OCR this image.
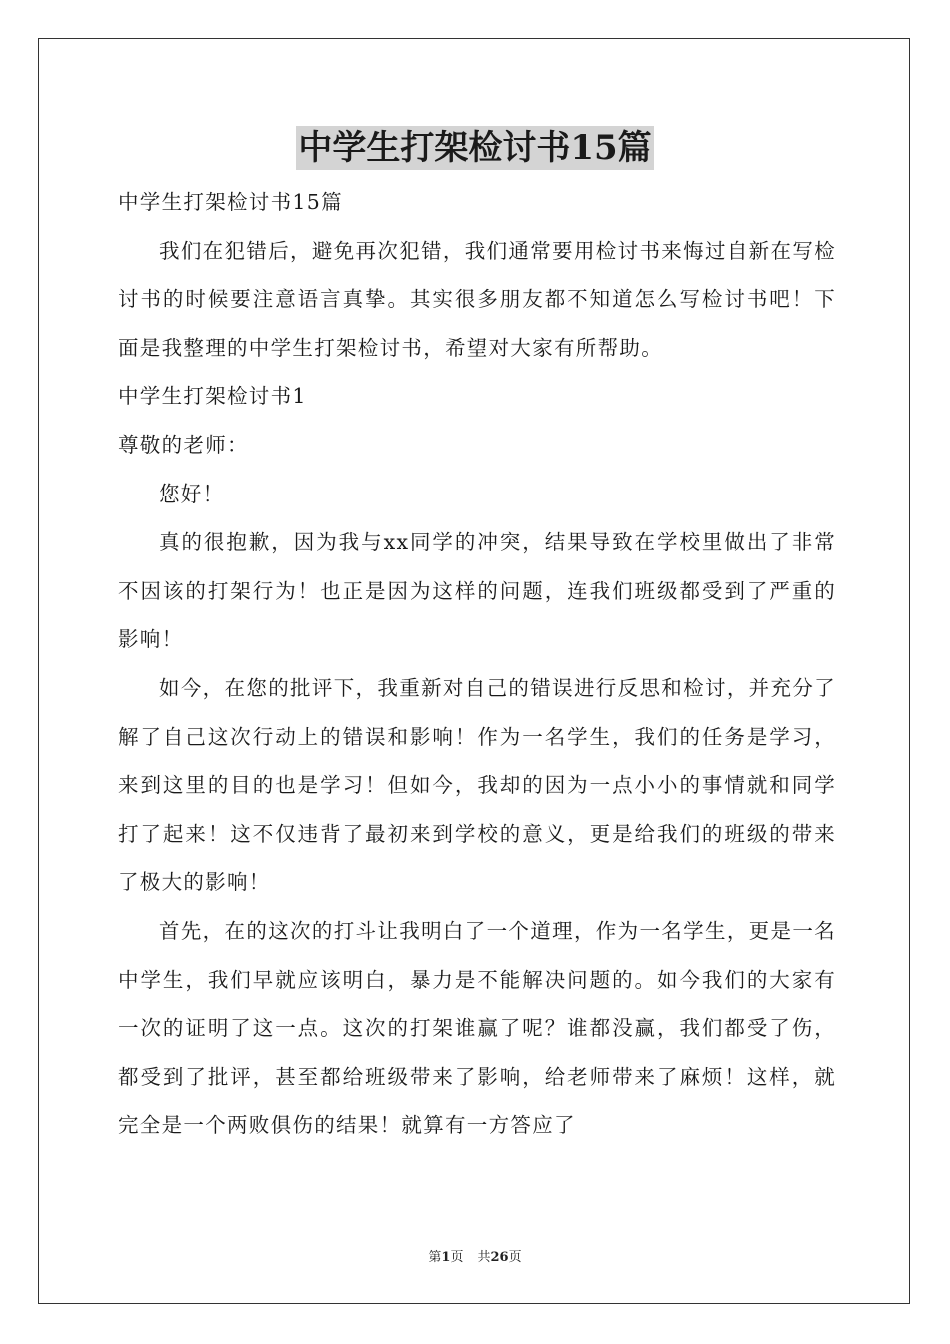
中学生打架检讨书15篇

中学生打架检讨书15篇

我们在犯错后，避免再次犯错，我们通常要用检讨书来悔过自新在写检讨书的时候要注意语言真挚。其实很多朋友都不知道怎么写检讨书吧！下面是我整理的中学生打架检讨书，希望对大家有所帮助。

中学生打架检讨书1

尊敬的老师：

您好！

真的很抱歉，因为我与xx同学的冲突，结果导致在学校里做出了非常不因该的打架行为！也正是因为这样的问题，连我们班级都受到了严重的影响！

如今，在您的批评下，我重新对自己的错误进行反思和检讨，并充分了解了自己这次行动上的错误和影响！作为一名学生，我们的任务是学习，来到这里的目的也是学习！但如今，我却的因为一点小小的事情就和同学打了起来！这不仅违背了最初来到学校的意义，更是给我们的班级的带来了极大的影响！

首先，在的这次的打斗让我明白了一个道理，作为一名学生，更是一名中学生，我们早就应该明白，暴力是不能解决问题的。如今我们的大家有一次的证明了这一点。这次的打架谁赢了呢？谁都没赢，我们都受了伤，都受到了批评，甚至都给班级带来了影响，给老师带来了麻烦！这样，就完全是一个两败俱伤的结果！就算有一方答应了

第1页 共26页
-.-.-
**EXERCISE DESCRIPTION:**
Retype every record above exactly as written, but leave out the pictures.

**THE ANSWER:**
OCR this image.
中学生打架检讨书15篇

中学生打架检讨书15篇

我们在犯错后，避免再次犯错，我们通常要用检讨书来悔过自新在写检讨书的时候要注意语言真挚。其实很多朋友都不知道怎么写检讨书吧！下面是我整理的中学生打架检讨书，希望对大家有所帮助。

中学生打架检讨书1

尊敬的老师：

您好！

真的很抱歉，因为我与xx同学的冲突，结果导致在学校里做出了非常不因该的打架行为！也正是因为这样的问题，连我们班级都受到了严重的影响！

如今，在您的批评下，我重新对自己的错误进行反思和检讨，并充分了解了自己这次行动上的错误和影响！作为一名学生，我们的任务是学习，来到这里的目的也是学习！但如今，我却的因为一点小小的事情就和同学打了起来！这不仅违背了最初来到学校的意义，更是给我们的班级的带来了极大的影响！

首先，在的这次的打斗让我明白了一个道理，作为一名学生，更是一名中学生，我们早就应该明白，暴力是不能解决问题的。如今我们的大家有一次的证明了这一点。这次的打架谁赢了呢？谁都没赢，我们都受了伤，都受到了批评，甚至都给班级带来了影响，给老师带来了麻烦！这样，就完全是一个两败俱伤的结果！就算有一方答应了

第1页 共26页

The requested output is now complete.